***** Dataset excerpts *****

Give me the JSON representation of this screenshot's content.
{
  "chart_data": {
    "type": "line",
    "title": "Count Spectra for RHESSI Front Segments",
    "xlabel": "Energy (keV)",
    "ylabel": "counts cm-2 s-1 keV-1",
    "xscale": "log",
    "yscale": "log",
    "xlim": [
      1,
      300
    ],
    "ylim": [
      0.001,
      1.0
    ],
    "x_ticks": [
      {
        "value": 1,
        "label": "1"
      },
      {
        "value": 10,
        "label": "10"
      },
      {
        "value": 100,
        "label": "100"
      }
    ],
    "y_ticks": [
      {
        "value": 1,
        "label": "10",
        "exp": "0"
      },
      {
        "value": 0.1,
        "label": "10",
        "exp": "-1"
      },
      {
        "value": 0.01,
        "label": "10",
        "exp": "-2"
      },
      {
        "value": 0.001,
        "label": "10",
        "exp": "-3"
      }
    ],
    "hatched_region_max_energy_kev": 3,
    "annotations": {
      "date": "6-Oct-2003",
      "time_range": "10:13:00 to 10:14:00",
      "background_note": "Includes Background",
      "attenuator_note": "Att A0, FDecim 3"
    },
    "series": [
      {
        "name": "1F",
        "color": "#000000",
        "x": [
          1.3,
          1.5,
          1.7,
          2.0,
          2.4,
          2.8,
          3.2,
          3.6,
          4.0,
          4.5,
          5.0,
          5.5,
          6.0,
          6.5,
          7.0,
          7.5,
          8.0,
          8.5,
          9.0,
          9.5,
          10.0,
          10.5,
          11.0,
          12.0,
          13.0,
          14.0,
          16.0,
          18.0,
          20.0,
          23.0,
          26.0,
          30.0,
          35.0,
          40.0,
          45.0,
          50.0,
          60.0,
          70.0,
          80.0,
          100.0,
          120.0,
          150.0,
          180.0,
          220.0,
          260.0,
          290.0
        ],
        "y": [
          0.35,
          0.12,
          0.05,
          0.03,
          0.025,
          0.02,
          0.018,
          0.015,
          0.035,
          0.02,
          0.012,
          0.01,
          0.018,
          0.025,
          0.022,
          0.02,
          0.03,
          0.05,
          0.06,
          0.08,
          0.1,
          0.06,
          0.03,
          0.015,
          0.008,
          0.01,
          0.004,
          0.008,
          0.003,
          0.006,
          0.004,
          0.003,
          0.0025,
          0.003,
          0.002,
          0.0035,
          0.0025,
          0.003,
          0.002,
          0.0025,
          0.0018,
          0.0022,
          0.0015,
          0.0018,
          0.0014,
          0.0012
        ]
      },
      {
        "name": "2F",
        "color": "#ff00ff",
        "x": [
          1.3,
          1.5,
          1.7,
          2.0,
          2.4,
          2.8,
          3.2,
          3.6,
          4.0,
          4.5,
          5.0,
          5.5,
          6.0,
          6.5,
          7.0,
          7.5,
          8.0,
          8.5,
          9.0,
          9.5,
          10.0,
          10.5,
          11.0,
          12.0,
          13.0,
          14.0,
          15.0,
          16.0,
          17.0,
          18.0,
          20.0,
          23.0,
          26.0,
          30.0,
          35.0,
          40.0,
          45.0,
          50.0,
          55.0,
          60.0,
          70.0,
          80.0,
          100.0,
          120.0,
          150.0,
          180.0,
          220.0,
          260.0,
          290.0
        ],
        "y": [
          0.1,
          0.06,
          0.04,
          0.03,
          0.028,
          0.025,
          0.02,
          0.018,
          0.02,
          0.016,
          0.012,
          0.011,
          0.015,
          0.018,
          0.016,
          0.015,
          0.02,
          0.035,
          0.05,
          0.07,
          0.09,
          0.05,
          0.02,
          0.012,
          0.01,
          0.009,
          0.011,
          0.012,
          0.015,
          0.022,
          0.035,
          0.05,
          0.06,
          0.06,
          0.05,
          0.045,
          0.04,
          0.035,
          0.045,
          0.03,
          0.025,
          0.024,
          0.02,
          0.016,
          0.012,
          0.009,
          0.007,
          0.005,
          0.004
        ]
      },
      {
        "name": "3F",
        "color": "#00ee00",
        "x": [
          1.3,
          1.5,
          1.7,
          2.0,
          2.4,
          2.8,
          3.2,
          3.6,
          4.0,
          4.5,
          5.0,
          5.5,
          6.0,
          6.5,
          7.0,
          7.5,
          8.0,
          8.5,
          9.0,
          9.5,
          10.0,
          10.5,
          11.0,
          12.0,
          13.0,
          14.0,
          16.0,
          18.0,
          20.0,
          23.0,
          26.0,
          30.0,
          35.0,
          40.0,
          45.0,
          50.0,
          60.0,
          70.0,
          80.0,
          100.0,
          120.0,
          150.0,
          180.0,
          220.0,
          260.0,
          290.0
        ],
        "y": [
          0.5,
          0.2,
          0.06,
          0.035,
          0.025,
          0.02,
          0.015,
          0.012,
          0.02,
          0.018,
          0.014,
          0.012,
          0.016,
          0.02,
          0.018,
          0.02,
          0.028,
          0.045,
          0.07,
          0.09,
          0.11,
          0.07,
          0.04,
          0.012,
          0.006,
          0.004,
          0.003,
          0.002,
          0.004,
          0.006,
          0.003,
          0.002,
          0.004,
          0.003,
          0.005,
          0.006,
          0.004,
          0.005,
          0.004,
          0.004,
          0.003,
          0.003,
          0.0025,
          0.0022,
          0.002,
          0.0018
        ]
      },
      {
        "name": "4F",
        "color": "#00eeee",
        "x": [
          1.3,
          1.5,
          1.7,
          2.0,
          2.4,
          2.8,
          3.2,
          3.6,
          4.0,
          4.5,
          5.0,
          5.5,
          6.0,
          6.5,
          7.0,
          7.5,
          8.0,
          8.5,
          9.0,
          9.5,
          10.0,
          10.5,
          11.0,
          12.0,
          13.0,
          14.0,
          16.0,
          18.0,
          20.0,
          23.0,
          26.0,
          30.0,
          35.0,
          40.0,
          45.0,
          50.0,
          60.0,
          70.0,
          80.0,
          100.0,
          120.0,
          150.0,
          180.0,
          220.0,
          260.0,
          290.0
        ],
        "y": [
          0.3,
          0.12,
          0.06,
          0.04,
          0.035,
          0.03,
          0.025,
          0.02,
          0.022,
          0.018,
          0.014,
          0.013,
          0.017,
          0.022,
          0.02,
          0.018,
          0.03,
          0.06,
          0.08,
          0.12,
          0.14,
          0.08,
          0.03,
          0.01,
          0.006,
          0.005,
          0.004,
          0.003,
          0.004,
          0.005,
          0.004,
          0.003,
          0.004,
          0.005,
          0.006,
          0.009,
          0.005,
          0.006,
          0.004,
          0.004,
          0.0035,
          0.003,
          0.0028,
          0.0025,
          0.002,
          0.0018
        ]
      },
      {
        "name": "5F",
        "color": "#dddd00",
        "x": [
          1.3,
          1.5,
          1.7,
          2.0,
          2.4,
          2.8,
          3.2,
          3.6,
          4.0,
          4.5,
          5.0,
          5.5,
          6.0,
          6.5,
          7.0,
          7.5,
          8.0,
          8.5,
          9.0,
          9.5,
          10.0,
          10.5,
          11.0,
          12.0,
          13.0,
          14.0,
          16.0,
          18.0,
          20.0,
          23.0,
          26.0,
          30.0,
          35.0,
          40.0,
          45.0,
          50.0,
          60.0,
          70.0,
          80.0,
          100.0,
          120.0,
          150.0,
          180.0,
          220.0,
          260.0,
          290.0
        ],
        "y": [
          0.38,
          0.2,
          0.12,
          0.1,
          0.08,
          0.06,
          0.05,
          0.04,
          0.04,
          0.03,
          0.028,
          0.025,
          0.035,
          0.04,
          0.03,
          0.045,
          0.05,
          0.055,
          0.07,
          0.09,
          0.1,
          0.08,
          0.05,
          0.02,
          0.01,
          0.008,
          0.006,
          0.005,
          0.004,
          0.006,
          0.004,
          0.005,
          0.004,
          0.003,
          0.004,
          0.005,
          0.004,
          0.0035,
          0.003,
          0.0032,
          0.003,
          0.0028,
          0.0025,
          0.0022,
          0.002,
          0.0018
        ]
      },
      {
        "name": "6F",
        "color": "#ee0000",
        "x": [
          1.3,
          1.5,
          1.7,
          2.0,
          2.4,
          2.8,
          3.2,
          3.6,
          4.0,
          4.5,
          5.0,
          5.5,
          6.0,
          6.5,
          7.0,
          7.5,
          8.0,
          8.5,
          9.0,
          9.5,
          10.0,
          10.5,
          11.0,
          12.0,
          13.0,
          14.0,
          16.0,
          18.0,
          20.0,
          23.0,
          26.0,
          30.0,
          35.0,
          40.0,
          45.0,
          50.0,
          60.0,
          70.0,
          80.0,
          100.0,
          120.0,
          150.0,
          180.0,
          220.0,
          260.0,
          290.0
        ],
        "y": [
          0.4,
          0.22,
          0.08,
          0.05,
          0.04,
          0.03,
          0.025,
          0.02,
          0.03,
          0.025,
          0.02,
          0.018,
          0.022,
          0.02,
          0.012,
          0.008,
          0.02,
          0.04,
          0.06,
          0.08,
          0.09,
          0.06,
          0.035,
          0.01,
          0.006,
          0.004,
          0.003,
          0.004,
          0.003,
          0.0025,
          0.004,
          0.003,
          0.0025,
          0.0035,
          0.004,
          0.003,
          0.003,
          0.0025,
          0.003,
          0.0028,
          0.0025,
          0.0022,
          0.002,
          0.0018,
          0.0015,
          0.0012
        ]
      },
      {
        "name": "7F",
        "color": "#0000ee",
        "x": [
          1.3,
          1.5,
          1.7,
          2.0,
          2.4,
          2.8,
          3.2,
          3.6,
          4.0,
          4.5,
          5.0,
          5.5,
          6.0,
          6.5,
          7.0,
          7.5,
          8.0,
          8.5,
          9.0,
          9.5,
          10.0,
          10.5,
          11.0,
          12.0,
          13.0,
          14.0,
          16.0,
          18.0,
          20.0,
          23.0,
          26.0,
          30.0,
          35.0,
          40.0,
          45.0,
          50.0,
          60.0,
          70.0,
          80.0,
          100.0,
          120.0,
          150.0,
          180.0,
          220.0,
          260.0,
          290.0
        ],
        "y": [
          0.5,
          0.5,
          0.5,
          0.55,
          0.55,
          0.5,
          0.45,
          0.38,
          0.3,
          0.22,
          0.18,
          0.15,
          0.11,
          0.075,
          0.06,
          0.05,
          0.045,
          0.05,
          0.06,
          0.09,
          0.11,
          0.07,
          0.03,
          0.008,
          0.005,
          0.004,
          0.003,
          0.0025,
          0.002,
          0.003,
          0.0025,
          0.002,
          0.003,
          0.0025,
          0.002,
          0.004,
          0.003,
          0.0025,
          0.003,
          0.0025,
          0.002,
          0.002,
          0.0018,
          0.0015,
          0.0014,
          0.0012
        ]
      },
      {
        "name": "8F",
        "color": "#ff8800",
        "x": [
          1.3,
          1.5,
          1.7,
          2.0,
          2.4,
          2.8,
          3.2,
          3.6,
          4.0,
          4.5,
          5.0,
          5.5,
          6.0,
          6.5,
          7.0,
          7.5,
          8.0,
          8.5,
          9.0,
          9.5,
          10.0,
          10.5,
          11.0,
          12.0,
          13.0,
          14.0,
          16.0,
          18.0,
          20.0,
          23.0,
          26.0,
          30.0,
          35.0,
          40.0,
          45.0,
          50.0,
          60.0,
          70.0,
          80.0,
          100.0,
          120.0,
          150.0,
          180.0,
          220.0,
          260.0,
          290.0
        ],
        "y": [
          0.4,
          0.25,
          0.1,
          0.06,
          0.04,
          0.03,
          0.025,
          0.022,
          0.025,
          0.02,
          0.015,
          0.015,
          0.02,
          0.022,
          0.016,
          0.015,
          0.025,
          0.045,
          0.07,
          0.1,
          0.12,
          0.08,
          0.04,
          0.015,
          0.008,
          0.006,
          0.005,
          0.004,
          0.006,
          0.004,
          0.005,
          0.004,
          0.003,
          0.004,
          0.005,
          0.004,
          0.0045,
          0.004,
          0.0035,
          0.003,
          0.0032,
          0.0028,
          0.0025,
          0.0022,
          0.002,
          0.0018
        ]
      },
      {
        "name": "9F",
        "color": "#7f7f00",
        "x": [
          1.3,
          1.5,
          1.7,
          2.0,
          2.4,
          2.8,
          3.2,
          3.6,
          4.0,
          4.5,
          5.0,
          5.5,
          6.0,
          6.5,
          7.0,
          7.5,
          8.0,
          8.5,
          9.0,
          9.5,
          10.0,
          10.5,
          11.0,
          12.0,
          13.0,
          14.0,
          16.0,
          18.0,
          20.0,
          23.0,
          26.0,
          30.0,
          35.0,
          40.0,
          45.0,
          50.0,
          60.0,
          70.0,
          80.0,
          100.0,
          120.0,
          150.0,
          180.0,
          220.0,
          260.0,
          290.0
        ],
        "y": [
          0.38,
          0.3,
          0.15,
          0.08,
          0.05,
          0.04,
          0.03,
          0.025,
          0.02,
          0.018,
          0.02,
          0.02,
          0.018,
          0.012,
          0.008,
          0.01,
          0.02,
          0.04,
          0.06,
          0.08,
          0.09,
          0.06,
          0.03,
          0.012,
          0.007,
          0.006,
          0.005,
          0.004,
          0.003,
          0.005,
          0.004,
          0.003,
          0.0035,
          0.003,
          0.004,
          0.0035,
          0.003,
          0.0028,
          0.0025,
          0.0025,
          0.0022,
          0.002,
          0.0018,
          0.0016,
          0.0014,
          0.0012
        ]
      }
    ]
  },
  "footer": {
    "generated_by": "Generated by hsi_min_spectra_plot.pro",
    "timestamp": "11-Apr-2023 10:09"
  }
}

*****

Stated problem:
What is the number of lines holding the word "value"? State it alone.

Written solution:
7